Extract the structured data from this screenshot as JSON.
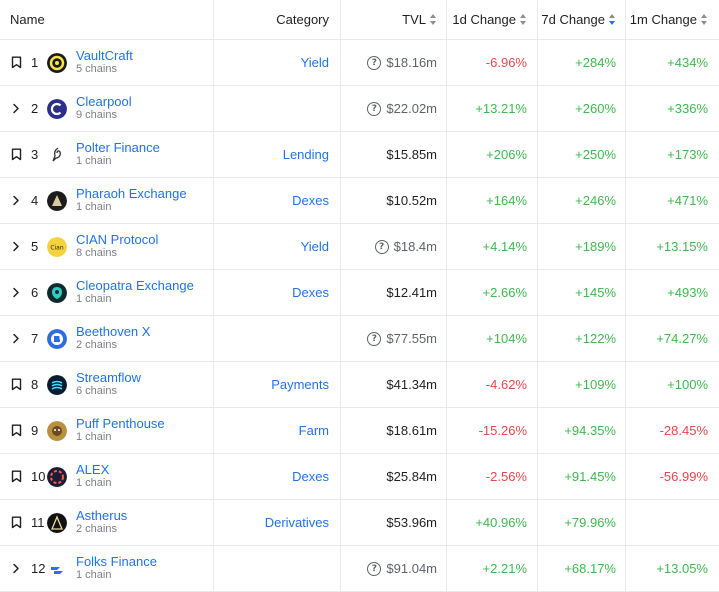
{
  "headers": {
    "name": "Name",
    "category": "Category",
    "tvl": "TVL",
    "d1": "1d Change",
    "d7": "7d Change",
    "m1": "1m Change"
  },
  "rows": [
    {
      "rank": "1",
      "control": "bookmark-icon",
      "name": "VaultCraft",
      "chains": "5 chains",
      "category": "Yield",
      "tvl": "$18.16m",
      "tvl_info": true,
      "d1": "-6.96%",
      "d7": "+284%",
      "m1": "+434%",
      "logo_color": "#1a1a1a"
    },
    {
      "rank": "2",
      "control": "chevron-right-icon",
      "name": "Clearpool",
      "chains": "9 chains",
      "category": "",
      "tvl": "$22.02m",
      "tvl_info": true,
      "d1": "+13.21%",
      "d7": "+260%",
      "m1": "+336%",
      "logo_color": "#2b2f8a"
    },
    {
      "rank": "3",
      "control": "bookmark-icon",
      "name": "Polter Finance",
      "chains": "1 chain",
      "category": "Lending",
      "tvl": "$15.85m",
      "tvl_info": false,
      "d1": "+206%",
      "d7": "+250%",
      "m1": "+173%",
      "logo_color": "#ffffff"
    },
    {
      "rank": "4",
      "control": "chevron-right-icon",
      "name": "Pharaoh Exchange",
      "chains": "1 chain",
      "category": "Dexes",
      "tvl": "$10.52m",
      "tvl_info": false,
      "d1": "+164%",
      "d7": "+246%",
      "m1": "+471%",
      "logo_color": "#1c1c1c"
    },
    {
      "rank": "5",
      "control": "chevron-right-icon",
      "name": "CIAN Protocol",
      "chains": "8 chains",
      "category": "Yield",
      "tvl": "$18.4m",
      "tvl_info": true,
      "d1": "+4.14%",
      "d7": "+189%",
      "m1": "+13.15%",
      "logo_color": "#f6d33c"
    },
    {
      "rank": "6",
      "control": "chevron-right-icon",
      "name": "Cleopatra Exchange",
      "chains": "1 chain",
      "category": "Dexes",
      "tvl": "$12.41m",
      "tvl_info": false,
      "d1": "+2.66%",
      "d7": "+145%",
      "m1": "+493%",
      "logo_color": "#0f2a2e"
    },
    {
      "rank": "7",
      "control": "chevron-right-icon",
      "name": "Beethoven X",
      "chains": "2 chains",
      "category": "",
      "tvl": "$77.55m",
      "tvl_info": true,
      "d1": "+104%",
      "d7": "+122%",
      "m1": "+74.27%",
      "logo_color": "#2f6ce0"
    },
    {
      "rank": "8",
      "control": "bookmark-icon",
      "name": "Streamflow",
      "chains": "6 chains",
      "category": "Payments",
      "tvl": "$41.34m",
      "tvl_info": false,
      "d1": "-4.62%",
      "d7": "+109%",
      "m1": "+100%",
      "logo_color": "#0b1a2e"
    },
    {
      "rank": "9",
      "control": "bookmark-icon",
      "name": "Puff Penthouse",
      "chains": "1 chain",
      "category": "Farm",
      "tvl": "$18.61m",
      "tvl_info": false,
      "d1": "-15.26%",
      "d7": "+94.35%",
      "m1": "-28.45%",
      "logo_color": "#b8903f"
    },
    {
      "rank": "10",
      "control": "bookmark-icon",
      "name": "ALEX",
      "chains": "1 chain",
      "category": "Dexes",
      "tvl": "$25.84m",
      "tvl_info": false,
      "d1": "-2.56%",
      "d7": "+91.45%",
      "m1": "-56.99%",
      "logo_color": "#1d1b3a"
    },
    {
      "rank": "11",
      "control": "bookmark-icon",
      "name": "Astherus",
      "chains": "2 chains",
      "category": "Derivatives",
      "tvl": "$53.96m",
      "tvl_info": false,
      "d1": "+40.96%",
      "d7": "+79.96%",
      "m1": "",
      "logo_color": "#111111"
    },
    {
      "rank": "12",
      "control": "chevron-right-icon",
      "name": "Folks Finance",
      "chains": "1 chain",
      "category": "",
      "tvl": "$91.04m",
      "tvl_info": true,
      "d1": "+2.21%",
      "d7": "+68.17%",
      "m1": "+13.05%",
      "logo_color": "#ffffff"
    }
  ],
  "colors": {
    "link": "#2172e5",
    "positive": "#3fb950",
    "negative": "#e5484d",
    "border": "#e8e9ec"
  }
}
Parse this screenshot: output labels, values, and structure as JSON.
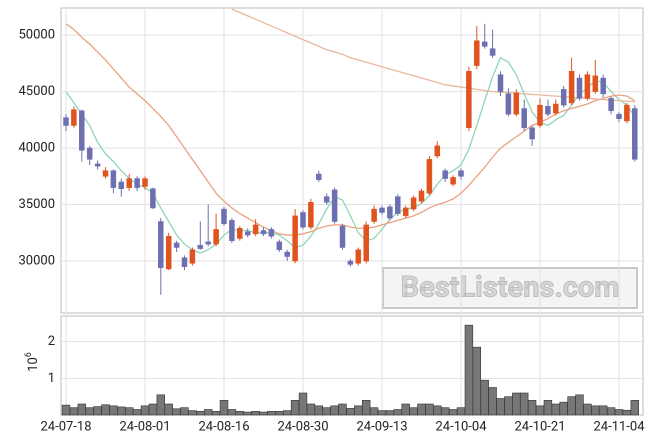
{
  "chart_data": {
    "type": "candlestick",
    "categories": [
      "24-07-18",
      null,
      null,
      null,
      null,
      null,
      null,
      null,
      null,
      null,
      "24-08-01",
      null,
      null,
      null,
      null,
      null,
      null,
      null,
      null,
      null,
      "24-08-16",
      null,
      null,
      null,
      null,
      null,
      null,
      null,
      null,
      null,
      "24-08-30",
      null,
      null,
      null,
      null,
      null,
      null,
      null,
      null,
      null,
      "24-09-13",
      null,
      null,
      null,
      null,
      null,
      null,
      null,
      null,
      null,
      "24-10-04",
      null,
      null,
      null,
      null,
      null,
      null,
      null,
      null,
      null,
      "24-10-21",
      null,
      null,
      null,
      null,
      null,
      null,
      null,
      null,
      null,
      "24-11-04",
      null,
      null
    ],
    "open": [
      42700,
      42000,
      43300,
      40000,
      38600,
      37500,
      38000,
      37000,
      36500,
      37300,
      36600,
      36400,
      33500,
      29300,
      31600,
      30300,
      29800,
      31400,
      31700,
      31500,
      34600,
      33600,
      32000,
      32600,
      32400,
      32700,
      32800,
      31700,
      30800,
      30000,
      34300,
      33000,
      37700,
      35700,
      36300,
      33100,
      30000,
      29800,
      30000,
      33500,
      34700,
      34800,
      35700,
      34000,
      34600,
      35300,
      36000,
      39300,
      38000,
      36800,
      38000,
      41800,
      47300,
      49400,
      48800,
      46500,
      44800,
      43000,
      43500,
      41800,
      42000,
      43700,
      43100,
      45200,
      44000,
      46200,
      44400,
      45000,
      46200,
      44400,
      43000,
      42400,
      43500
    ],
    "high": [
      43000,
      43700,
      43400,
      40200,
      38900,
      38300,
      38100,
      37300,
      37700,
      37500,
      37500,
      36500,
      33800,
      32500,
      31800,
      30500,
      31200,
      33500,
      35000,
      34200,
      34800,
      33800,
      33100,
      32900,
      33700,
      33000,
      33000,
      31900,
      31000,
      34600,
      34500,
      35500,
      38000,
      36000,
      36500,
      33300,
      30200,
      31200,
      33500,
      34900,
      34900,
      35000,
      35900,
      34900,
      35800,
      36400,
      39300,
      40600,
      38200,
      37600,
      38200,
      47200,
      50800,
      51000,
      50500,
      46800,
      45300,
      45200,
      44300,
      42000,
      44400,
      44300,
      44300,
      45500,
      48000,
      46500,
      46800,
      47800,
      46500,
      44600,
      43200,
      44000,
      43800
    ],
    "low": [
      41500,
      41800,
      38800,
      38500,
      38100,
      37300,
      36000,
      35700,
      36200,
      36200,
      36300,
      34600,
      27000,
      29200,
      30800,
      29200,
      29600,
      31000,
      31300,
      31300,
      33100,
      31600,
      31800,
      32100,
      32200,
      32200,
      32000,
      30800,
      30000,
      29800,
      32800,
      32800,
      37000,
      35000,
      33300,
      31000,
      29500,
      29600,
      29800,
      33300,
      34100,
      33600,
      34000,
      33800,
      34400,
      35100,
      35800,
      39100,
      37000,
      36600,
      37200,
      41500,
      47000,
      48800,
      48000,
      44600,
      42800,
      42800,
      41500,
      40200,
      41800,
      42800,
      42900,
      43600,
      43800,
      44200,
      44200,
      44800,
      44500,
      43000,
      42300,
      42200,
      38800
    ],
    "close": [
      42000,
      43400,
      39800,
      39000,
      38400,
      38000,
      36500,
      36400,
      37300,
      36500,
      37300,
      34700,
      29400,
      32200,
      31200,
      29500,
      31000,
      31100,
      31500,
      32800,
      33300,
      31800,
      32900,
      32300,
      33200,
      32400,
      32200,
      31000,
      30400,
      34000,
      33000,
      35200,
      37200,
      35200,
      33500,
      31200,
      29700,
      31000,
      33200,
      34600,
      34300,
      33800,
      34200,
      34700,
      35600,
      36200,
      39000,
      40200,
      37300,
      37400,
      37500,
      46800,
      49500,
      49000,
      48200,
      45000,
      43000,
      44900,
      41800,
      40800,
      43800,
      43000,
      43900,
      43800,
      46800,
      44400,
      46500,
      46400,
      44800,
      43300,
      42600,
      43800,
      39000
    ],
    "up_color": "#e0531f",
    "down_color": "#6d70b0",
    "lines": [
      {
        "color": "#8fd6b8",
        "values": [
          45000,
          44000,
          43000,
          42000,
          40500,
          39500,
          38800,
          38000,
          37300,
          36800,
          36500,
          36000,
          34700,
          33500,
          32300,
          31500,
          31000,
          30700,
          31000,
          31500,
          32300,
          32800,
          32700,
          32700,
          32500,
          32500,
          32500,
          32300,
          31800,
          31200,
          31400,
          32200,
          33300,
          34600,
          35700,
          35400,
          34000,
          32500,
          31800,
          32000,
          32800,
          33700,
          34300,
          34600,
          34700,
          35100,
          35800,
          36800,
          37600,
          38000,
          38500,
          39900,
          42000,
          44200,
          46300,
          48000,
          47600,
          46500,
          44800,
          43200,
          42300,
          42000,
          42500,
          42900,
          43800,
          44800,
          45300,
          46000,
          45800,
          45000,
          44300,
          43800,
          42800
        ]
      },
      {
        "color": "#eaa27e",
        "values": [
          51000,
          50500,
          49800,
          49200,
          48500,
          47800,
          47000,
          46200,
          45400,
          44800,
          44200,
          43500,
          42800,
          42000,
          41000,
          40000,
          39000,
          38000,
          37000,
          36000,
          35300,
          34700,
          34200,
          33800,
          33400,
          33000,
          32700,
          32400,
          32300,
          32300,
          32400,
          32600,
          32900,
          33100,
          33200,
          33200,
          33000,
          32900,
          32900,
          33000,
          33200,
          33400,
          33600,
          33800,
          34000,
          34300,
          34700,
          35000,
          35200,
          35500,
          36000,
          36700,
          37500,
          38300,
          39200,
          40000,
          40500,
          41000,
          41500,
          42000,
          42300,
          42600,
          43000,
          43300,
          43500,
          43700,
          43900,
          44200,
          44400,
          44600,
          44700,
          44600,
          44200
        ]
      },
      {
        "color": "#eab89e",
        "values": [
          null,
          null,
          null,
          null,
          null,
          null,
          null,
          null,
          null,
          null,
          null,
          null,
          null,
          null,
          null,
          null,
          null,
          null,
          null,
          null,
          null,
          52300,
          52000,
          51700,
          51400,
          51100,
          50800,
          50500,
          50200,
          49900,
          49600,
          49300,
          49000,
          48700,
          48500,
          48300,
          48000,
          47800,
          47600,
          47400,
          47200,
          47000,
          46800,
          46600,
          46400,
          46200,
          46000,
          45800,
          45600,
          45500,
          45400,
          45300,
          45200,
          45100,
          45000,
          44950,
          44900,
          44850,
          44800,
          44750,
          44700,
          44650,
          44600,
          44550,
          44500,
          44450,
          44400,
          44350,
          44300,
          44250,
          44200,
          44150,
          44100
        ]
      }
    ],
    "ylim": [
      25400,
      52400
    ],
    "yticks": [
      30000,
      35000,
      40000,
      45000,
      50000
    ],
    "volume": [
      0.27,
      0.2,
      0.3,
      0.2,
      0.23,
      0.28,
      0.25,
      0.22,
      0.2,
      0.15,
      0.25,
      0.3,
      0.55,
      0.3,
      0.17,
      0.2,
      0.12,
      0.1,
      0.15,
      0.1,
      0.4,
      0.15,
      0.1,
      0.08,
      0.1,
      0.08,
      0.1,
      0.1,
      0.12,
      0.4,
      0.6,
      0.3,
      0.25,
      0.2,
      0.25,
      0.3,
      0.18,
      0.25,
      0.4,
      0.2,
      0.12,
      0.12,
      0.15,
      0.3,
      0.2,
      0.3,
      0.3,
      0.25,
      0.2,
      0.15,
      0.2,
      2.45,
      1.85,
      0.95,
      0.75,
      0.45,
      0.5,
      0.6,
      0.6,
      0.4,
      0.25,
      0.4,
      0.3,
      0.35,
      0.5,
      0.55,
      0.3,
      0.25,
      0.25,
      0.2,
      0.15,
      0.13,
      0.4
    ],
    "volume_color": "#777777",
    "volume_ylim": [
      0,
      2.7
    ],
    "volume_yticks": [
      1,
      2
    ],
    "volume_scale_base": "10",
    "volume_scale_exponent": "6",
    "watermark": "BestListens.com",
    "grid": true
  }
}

The exercise:
Scan the lines for the string "screenshot". Copy out each line that matches.

Result of this exercise:
Extract the structured data from this screenshot as JSON.
Parse this screenshot: output labels, values, and structure as JSON.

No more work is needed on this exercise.